-- WHAT TO DO --
Take each line containing the word "color" and copy it.

-------- RECORDS PROVIDED

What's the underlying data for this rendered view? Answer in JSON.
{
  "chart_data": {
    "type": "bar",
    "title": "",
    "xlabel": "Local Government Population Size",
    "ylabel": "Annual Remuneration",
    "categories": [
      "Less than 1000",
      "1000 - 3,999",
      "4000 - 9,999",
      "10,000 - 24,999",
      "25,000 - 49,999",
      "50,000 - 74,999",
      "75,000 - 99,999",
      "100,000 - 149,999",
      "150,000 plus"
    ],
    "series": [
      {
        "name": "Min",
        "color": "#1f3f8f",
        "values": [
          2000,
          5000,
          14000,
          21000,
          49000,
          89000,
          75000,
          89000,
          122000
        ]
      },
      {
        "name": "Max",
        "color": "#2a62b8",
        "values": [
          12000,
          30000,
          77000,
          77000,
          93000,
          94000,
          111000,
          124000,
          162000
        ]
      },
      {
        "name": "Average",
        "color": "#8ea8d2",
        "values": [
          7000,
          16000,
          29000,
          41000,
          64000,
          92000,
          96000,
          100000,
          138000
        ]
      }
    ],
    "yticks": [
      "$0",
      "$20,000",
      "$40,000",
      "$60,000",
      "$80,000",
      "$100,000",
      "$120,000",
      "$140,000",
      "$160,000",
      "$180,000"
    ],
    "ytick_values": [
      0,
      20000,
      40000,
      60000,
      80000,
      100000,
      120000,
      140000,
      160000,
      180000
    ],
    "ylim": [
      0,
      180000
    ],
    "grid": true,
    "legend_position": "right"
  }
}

----------------

-- SOLUTION FOR THIS TASK --
        "color": "#1f3f8f",
        "color": "#2a62b8",
        "color": "#8ea8d2",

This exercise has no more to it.